§ Work to be completed
Retype the listing that follows, exactly as written.

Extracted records
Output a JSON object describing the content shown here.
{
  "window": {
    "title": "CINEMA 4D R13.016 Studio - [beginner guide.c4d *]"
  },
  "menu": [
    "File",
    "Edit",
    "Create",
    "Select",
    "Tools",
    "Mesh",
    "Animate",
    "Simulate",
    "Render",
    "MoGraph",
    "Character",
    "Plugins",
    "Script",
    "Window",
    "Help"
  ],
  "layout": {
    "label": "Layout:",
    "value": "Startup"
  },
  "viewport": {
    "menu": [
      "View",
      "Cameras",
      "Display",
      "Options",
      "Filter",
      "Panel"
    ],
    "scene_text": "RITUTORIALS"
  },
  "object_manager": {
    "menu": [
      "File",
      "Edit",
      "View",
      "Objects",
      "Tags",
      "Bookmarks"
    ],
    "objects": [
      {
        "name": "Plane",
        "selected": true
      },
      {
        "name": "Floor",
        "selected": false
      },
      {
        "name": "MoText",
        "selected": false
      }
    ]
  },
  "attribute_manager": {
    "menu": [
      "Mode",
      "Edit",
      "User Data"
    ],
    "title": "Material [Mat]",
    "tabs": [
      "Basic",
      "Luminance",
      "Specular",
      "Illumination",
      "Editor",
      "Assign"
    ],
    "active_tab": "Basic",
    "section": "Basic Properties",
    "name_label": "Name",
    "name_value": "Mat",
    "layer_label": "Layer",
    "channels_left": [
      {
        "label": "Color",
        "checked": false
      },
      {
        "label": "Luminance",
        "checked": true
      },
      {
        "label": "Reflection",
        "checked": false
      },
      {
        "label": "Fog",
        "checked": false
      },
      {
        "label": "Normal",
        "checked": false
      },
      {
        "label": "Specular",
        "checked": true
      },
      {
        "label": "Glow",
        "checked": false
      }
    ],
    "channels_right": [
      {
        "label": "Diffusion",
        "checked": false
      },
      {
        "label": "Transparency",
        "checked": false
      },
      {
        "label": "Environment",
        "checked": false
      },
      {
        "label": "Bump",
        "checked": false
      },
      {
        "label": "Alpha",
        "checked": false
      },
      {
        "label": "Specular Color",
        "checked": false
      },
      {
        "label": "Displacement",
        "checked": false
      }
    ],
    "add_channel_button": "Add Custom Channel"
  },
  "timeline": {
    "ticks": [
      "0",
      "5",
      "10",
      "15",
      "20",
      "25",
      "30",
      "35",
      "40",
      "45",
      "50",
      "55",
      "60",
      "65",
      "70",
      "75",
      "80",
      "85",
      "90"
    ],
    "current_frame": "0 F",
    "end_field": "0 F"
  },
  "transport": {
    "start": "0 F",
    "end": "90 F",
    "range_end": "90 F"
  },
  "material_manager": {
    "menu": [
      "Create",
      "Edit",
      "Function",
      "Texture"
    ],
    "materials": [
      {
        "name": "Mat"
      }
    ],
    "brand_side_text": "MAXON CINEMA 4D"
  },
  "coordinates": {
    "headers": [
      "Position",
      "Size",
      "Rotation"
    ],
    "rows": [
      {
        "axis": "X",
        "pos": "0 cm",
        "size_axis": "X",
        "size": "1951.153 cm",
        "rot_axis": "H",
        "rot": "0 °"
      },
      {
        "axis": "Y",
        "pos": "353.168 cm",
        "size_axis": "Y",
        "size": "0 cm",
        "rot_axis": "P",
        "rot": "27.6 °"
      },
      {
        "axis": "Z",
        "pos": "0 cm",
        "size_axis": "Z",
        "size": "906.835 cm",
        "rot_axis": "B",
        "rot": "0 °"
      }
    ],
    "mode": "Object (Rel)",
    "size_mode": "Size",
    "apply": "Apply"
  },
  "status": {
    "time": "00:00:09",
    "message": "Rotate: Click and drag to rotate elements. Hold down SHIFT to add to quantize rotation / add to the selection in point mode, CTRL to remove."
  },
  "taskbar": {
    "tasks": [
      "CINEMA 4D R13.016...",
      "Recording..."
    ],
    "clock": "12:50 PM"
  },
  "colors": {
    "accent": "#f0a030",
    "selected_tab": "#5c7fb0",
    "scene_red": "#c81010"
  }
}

§ Exercise answer
Output a JSON object describing the content shown here.
{
  "window": {
    "title": "CINEMA 4D R13.016 Studio - [beginner guide.c4d *]"
  },
  "menu": [
    "File",
    "Edit",
    "Create",
    "Select",
    "Tools",
    "Mesh",
    "Animate",
    "Simulate",
    "Render",
    "MoGraph",
    "Character",
    "Plugins",
    "Script",
    "Window",
    "Help"
  ],
  "layout": {
    "label": "Layout:",
    "value": "Startup"
  },
  "viewport": {
    "menu": [
      "View",
      "Cameras",
      "Display",
      "Options",
      "Filter",
      "Panel"
    ],
    "scene_text": "RITUTORIALS"
  },
  "object_manager": {
    "menu": [
      "File",
      "Edit",
      "View",
      "Objects",
      "Tags",
      "Bookmarks"
    ],
    "objects": [
      {
        "name": "Plane",
        "selected": true
      },
      {
        "name": "Floor",
        "selected": false
      },
      {
        "name": "MoText",
        "selected": false
      }
    ]
  },
  "attribute_manager": {
    "menu": [
      "Mode",
      "Edit",
      "User Data"
    ],
    "title": "Material [Mat]",
    "tabs": [
      "Basic",
      "Luminance",
      "Specular",
      "Illumination",
      "Editor",
      "Assign"
    ],
    "active_tab": "Basic",
    "section": "Basic Properties",
    "name_label": "Name",
    "name_value": "Mat",
    "layer_label": "Layer",
    "channels_left": [
      {
        "label": "Color",
        "checked": false
      },
      {
        "label": "Luminance",
        "checked": true
      },
      {
        "label": "Reflection",
        "checked": false
      },
      {
        "label": "Fog",
        "checked": false
      },
      {
        "label": "Normal",
        "checked": false
      },
      {
        "label": "Specular",
        "checked": true
      },
      {
        "label": "Glow",
        "checked": false
      }
    ],
    "channels_right": [
      {
        "label": "Diffusion",
        "checked": false
      },
      {
        "label": "Transparency",
        "checked": false
      },
      {
        "label": "Environment",
        "checked": false
      },
      {
        "label": "Bump",
        "checked": false
      },
      {
        "label": "Alpha",
        "checked": false
      },
      {
        "label": "Specular Color",
        "checked": false
      },
      {
        "label": "Displacement",
        "checked": false
      }
    ],
    "add_channel_button": "Add Custom Channel"
  },
  "timeline": {
    "ticks": [
      "0",
      "5",
      "10",
      "15",
      "20",
      "25",
      "30",
      "35",
      "40",
      "45",
      "50",
      "55",
      "60",
      "65",
      "70",
      "75",
      "80",
      "85",
      "90"
    ],
    "current_frame": "0 F",
    "end_field": "0 F"
  },
  "transport": {
    "start": "0 F",
    "end": "90 F",
    "range_end": "90 F"
  },
  "material_manager": {
    "menu": [
      "Create",
      "Edit",
      "Function",
      "Texture"
    ],
    "materials": [
      {
        "name": "Mat"
      }
    ],
    "brand_side_text": "MAXON CINEMA 4D"
  },
  "coordinates": {
    "headers": [
      "Position",
      "Size",
      "Rotation"
    ],
    "rows": [
      {
        "axis": "X",
        "pos": "0 cm",
        "size_axis": "X",
        "size": "1951.153 cm",
        "rot_axis": "H",
        "rot": "0 °"
      },
      {
        "axis": "Y",
        "pos": "353.168 cm",
        "size_axis": "Y",
        "size": "0 cm",
        "rot_axis": "P",
        "rot": "27.6 °"
      },
      {
        "axis": "Z",
        "pos": "0 cm",
        "size_axis": "Z",
        "size": "906.835 cm",
        "rot_axis": "B",
        "rot": "0 °"
      }
    ],
    "mode": "Object (Rel)",
    "size_mode": "Size",
    "apply": "Apply"
  },
  "status": {
    "time": "00:00:09",
    "message": "Rotate: Click and drag to rotate elements. Hold down SHIFT to add to quantize rotation / add to the selection in point mode, CTRL to remove."
  },
  "taskbar": {
    "tasks": [
      "CINEMA 4D R13.016...",
      "Recording..."
    ],
    "clock": "12:50 PM"
  },
  "colors": {
    "accent": "#f0a030",
    "selected_tab": "#5c7fb0",
    "scene_red": "#c81010"
  }
}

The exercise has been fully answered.